## [Your instructions]
Quote all of the data below exactly, please.

──────── Data for processing ────────

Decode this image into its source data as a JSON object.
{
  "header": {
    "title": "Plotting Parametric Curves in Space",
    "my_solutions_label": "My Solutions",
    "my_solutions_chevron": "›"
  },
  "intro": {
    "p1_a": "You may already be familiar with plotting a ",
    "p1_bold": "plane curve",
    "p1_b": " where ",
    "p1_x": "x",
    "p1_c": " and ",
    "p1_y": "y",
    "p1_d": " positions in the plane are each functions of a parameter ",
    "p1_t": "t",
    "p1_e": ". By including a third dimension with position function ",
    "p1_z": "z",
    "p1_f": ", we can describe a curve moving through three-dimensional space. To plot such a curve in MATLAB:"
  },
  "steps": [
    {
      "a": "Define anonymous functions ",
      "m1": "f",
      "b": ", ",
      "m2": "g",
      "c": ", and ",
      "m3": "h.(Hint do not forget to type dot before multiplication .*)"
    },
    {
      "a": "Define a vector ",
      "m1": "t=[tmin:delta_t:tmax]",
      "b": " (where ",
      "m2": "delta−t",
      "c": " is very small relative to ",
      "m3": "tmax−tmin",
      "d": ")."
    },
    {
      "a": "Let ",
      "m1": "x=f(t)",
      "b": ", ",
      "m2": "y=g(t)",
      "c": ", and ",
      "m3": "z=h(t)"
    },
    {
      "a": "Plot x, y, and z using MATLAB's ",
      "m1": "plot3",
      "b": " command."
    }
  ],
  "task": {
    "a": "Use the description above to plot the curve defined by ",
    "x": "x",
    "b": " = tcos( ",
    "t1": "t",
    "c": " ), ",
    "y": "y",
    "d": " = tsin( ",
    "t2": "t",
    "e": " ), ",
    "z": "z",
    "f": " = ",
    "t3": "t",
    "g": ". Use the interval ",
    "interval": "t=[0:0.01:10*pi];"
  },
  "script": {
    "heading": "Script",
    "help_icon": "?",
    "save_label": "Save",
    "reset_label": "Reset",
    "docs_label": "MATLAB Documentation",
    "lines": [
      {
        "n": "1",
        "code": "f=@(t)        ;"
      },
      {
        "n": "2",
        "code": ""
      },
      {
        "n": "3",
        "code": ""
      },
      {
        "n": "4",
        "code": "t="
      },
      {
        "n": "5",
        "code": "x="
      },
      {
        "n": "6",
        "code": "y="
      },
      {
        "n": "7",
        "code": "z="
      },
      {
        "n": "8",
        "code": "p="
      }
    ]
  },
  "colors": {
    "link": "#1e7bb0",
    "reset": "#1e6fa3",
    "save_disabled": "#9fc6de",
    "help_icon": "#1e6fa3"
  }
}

────────

## [Answer to this task]
Decode this image into its source data as a JSON object.
{
  "header": {
    "title": "Plotting Parametric Curves in Space",
    "my_solutions_label": "My Solutions",
    "my_solutions_chevron": "›"
  },
  "intro": {
    "p1_a": "You may already be familiar with plotting a ",
    "p1_bold": "plane curve",
    "p1_b": " where ",
    "p1_x": "x",
    "p1_c": " and ",
    "p1_y": "y",
    "p1_d": " positions in the plane are each functions of a parameter ",
    "p1_t": "t",
    "p1_e": ". By including a third dimension with position function ",
    "p1_z": "z",
    "p1_f": ", we can describe a curve moving through three-dimensional space. To plot such a curve in MATLAB:"
  },
  "steps": [
    {
      "a": "Define anonymous functions ",
      "m1": "f",
      "b": ", ",
      "m2": "g",
      "c": ", and ",
      "m3": "h.(Hint do not forget to type dot before multiplication .*)"
    },
    {
      "a": "Define a vector ",
      "m1": "t=[tmin:delta_t:tmax]",
      "b": " (where ",
      "m2": "delta−t",
      "c": " is very small relative to ",
      "m3": "tmax−tmin",
      "d": ")."
    },
    {
      "a": "Let ",
      "m1": "x=f(t)",
      "b": ", ",
      "m2": "y=g(t)",
      "c": ", and ",
      "m3": "z=h(t)"
    },
    {
      "a": "Plot x, y, and z using MATLAB's ",
      "m1": "plot3",
      "b": " command."
    }
  ],
  "task": {
    "a": "Use the description above to plot the curve defined by ",
    "x": "x",
    "b": " = tcos( ",
    "t1": "t",
    "c": " ), ",
    "y": "y",
    "d": " = tsin( ",
    "t2": "t",
    "e": " ), ",
    "z": "z",
    "f": " = ",
    "t3": "t",
    "g": ". Use the interval ",
    "interval": "t=[0:0.01:10*pi];"
  },
  "script": {
    "heading": "Script",
    "help_icon": "?",
    "save_label": "Save",
    "reset_label": "Reset",
    "docs_label": "MATLAB Documentation",
    "lines": [
      {
        "n": "1",
        "code": "f=@(t)        ;"
      },
      {
        "n": "2",
        "code": ""
      },
      {
        "n": "3",
        "code": ""
      },
      {
        "n": "4",
        "code": "t="
      },
      {
        "n": "5",
        "code": "x="
      },
      {
        "n": "6",
        "code": "y="
      },
      {
        "n": "7",
        "code": "z="
      },
      {
        "n": "8",
        "code": "p="
      }
    ]
  },
  "colors": {
    "link": "#1e7bb0",
    "reset": "#1e6fa3",
    "save_disabled": "#9fc6de",
    "help_icon": "#1e6fa3"
  }
}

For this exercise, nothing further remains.